### 課題
A: 演習文の「階段を降りて」で始まる段落を、主な事実を残して短く書き直しなさい。
B: 通勤電車で腹痛に襲われる演習文の話を最後の一文から拾い上げ、その先を書き継ぎなさい。

七月初旬。すがすがしい朝日に起こされる。寝苦しさも無く良い気候だ。

階段を降りて椅子に腰掛けるとリビングの扇風機が心地よい。首を振らぬ扇風機の前でふと居眠りをした。それが大きな過ちであった。
気がつくと少し体が冷えたようだった。急いで朝食をとり支度をして家を出た。
やや急ぎ足で定刻の小田急線に乗る。この列車を逃すと間に合わない。
新百合ヶ丘から急行に乗りかえ、万事予定通りのはずであった。

重大なインシデントが起こったのは登戸を過ぎたあたりであろうか。まずはエネルギーシステムの排出部のシグナルを検知する。
だがそこは混雑した電車内。何か出来る場所では無いのだ。終点新宿まで耐えるしかあるまい。
しかし、成城学園前にて事態は急変する。シグナルが異常を知らせてきたのである。


まずい、ゆるいぞ…

どうしてだ!悪いものでも食らったか!親父の汲んできた正体不明の水は口にしていないし、牛乳一気飲みだって記憶にないぞ。


しかし思い当たる節が一つだけ見つかってしまう。扇風機であった。腹を冷やしたのである。


あのとき、せめて首振りにしていれば…


いつからか腹が弱くなった。かつてストッパのCMを嘲笑って見ていたというのに。
すでに括約筋はピクピクと痙攣をしている。最近の報道風に言えば「かなり危険な状況」である。
悩んだ挙げ句決心する。背に腹は代えられぬ。現に腹は耐えられぬのだ。

### 抽出資料
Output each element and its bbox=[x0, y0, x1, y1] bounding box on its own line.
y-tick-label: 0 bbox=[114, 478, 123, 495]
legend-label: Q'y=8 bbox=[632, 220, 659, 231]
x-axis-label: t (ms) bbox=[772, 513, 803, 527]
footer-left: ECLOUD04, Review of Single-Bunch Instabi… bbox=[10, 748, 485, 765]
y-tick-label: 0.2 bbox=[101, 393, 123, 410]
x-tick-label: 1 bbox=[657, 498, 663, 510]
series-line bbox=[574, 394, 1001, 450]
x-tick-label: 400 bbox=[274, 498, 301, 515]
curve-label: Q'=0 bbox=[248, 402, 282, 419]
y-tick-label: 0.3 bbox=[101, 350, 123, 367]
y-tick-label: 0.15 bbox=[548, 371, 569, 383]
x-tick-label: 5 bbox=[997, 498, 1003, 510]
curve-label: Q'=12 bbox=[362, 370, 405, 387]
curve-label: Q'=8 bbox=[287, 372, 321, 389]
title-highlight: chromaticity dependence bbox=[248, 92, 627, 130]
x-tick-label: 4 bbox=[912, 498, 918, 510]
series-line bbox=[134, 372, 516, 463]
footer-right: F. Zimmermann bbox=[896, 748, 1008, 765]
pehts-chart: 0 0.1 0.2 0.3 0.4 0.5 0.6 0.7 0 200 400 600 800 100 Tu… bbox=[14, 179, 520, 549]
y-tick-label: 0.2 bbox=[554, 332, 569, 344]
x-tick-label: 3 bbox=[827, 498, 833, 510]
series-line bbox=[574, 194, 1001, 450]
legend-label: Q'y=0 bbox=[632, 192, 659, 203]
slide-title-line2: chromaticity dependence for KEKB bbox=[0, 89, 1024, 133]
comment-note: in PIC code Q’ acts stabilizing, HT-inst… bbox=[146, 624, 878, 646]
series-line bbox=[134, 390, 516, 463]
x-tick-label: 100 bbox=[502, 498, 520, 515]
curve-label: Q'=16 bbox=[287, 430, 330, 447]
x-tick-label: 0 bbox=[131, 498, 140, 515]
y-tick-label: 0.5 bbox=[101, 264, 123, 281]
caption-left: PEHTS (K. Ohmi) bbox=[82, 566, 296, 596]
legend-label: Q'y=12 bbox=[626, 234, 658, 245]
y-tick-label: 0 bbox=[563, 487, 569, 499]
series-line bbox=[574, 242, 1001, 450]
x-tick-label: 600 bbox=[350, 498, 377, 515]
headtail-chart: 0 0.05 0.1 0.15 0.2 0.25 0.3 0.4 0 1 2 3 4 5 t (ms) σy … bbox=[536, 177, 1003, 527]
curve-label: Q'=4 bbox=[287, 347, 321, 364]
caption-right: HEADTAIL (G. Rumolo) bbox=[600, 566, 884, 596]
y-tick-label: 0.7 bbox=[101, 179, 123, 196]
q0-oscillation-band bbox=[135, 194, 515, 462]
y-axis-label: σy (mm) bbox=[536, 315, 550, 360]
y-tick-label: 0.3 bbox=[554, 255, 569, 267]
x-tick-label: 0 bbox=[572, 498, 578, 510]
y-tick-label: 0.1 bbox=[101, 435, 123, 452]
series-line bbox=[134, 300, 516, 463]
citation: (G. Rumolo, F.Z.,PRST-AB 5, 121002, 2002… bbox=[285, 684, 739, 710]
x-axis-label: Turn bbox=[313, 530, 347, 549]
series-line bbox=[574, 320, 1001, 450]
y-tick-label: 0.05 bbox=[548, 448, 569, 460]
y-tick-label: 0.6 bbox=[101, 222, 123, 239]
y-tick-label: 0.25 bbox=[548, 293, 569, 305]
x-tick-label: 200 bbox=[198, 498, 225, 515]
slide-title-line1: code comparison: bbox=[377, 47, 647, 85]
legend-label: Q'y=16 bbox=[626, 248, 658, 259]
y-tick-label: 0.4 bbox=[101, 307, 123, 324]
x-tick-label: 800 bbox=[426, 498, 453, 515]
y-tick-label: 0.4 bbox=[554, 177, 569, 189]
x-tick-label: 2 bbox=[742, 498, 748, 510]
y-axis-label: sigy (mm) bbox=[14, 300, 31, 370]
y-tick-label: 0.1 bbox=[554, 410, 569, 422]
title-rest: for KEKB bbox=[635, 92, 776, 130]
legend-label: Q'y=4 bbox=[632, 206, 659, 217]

### 番号別の解答
A: リビングで首を振らない扇風機の前に座り、居眠りをしてしまった。その結果、体が少し冷えた。急いで朝食と支度を済ませて家を出た。逃すと間に合わない定刻の小田急線に乗り、新百合ヶ丘で急行に乗りかえた。万事予定通りのはずだった。

B:
下北沢

下に…きたか…
と言わんばかりに人をかき分け途中下車。既にこっちは終点だ。
焦るが故に一目散に階段を駆け上がる。馴染みのない乗換駅で、あがった先には井の頭線が走っていた。

しかし、無いのである。近くの駅員に訪ねると、ホームの端までいった先の改札の外だという。
腹に爆弾を抱えた私は一刻も早く危険物処理をせねばならい。
こんな時に限って判断を誤ってしまったのである。便がよい駅だというのに。

私は不審者のごとくホーム走った。遠回りしてようやくたどり着いた。そして


アヌステルダムは決壊した。南下してブリュッセル。


ほどなく安堵を得る。たしか入口に男女共用と書いてあったことを思い出して複雑な心境になる。和式にジーパンというものが、いかに不都合な組み合わせであるかと考えさせられた。
次に使われる方、多少の粗相は水に流していただきたいものである。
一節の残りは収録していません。